=== Requirements ===
Tally the lines that contain the string "this" and give the number by itself.

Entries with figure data
══════
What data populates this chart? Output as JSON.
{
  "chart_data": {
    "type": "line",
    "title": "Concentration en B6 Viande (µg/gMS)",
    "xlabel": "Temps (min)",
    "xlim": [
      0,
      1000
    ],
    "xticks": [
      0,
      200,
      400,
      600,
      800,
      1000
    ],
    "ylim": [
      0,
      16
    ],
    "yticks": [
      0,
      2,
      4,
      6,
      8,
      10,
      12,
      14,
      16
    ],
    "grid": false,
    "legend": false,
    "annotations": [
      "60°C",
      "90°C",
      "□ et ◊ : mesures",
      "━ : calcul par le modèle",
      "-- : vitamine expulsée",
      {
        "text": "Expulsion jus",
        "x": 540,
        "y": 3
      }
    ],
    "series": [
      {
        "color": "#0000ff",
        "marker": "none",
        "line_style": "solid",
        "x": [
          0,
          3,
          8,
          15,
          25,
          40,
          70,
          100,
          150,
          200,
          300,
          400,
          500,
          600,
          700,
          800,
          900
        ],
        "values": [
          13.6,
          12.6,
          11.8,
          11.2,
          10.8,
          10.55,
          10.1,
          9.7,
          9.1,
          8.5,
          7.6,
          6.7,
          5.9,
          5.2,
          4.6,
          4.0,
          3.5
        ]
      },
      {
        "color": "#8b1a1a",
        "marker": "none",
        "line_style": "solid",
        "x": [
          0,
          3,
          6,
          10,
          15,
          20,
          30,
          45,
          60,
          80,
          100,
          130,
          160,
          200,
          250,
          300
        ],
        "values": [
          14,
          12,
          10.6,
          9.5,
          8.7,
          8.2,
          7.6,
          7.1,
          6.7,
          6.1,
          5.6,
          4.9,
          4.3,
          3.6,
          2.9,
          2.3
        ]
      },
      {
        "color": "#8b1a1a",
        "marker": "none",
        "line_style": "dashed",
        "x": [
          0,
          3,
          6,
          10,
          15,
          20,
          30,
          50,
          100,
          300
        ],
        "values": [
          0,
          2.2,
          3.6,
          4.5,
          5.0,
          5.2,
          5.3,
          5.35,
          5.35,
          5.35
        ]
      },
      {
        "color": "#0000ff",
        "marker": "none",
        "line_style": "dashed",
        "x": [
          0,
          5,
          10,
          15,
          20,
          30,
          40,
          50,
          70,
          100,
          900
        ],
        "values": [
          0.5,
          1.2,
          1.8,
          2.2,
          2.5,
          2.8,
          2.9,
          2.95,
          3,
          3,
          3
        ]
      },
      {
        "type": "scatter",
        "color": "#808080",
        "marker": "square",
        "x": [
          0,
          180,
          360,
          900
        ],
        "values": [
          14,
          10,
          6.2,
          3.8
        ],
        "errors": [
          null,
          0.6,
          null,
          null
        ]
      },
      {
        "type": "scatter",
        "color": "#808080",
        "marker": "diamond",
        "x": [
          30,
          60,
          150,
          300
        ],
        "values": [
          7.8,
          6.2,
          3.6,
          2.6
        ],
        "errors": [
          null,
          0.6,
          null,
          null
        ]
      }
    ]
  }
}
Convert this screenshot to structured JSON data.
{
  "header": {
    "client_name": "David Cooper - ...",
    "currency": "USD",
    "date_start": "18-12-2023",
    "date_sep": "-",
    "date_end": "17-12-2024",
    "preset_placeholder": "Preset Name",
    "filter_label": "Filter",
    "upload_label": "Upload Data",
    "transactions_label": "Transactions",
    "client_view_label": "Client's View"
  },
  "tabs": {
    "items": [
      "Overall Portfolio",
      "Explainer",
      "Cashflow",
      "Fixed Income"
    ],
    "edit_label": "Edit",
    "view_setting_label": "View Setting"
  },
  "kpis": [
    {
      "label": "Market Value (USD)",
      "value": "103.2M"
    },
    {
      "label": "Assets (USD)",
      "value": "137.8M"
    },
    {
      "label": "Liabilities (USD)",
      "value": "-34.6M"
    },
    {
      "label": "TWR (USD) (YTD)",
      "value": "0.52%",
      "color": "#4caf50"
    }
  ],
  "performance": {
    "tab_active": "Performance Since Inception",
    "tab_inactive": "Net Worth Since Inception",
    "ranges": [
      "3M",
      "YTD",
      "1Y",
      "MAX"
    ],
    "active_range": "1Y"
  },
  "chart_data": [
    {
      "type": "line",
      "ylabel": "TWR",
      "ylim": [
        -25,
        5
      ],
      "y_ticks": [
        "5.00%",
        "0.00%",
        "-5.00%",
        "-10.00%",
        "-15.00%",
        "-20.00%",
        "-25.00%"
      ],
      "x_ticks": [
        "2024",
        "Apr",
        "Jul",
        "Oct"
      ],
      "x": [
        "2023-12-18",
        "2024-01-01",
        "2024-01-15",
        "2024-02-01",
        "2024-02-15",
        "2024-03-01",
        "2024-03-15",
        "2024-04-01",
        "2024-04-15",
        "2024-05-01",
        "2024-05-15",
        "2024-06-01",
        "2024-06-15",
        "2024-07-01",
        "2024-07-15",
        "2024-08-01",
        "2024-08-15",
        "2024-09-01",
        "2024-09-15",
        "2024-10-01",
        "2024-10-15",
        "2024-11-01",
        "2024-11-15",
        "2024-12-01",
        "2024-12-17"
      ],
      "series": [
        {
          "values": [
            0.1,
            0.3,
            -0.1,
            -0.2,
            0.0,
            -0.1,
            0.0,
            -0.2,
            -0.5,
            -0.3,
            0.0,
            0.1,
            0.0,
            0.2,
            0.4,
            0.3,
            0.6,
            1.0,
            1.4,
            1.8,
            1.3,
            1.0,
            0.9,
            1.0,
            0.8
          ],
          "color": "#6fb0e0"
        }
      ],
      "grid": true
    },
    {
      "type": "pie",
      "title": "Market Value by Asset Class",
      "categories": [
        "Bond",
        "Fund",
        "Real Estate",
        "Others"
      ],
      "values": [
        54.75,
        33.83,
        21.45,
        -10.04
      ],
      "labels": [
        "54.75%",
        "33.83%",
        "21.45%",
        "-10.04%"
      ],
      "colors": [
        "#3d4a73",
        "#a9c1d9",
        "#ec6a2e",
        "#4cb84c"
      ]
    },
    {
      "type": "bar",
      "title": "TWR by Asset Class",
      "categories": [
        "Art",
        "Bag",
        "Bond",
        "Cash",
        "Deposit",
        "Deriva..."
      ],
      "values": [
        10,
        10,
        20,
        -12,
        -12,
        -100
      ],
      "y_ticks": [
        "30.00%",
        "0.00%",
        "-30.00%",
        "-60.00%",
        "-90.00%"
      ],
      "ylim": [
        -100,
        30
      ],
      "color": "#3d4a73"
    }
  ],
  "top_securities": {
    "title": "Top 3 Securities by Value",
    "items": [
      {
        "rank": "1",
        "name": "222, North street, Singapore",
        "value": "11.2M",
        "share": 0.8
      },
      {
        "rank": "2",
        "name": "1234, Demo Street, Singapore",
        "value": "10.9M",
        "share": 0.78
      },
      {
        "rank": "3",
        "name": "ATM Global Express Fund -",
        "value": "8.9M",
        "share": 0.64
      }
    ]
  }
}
══════
=== Written reply ===
2